◆ Source extract:
What if it just is the case that AI will be dangerous for reasons that current systems don’t exhibit, and hence we don’t have empirical data on? If that’s the case, then limiting our concerns to only concepts that can be empirically tested seems like it means setting ourselves up for failure.
I’m not sure what one is supposed to do with a claim that can’t be empirically tested—do we just believe it/act as if it’s true forever? Wouldn’t this simply mean an unlimited pause in AI development (and why does this only apply to AI)?
In principle, we do the same thing as with any claim (whether explicitly or otherwise): - Estimate the expected value of (directly) testing the claim. - Test it if and only if (directly) testing it has positive EV.
The point here isn’t that the claim is special, or that AI is special—just that the EV calculation consistently comes out negative (unless someone else is about to do something even more dangerous—hence the need for coordination).
This is unusual and inconvenient. It appears to be the hand we’ve been dealt. I think you’re asking the right question: what is one supposed to do with a claim that can’t be empirically tested?
No deceptive or dangerous AI has ever been built or empirically tested. (1)
Historically AI capabilities have consistently been “underwhelming”, far below the hype. (2)

◆ Exercise:
Continue the discussion about AI risk and untestable claims, starting after its final numbered point.

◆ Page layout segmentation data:
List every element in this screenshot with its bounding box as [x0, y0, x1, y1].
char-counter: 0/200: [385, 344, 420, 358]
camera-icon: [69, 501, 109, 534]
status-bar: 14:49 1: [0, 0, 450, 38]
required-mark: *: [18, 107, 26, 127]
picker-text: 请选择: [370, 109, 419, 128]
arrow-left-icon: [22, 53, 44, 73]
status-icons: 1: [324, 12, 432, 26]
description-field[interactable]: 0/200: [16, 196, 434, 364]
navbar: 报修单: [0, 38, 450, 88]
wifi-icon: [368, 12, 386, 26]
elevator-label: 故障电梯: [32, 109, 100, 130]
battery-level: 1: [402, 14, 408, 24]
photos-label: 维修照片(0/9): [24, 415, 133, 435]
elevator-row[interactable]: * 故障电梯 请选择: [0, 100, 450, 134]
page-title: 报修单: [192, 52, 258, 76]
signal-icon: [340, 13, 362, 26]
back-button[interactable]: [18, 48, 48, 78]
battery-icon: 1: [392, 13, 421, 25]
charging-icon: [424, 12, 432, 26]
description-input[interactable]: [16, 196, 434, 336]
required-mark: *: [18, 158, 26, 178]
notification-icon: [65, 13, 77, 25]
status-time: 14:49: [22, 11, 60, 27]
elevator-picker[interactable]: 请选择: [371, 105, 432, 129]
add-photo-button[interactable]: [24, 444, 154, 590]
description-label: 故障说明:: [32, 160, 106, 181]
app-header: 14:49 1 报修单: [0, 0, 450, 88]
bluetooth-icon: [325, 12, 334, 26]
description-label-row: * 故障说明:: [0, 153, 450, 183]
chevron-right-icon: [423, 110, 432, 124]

◆ Your response:
If we discuss “ok we build a large AGI, give it persistent memory and online learning, and isolate it in an air gapped data center and hand carry data to the machine via hardware locked media, what is the danger” you are going to respond either with:
“I don’t know how the model escapes but it’s so smart it will find a way” or (3)
“I am confident humanity will exist very far into the future so a small risk now is unacceptable (say 1-10 percent pDoom)”.
and if I point out that this large ASI model needs thousands of H100 accelerator cards and megawatts of power and specialized network topology to exist and there is nowhere to escape to, you will argue “it will optimize itself to fit on consumer PCs and escape to a botnet”. (4)
Have I summarized the arguments?
Like we’re supposed to coordinate an international pause and I see 4 unproven assertions above that have zero direct evidence. The one about humanity existing far into the future I don’t know I don’t want to argue that because it’s not falsifiable.
Thanks I mean more in terms of “how can we productively resolve our disagreements about this?”, which the EV calculations are downstream of. To be clear, it doesn’t seem to me that this is necessarily the hand we’ve been dealt but I’m not sure how to reduce the uncertainty.
At the risk of sidestepping the question, the obvious move seems to be “try harder to make the claim empirically testable”! For example, in the case of deception, which I think is a central example we could (not claiming these ideas are novel):
Test directly for deception behaviourally and/or mechanistically (I’m aware that people are doing this, think it’s good and wish the results were more broadly shared).
Think about what aspects of deception make it particularly hard, and try to study those in isolation and test those. The most important example seems to me to be precursors: finding more testable analogues to the question of “before we get good, undetectable deception do we get kind of crappy detectable deception?”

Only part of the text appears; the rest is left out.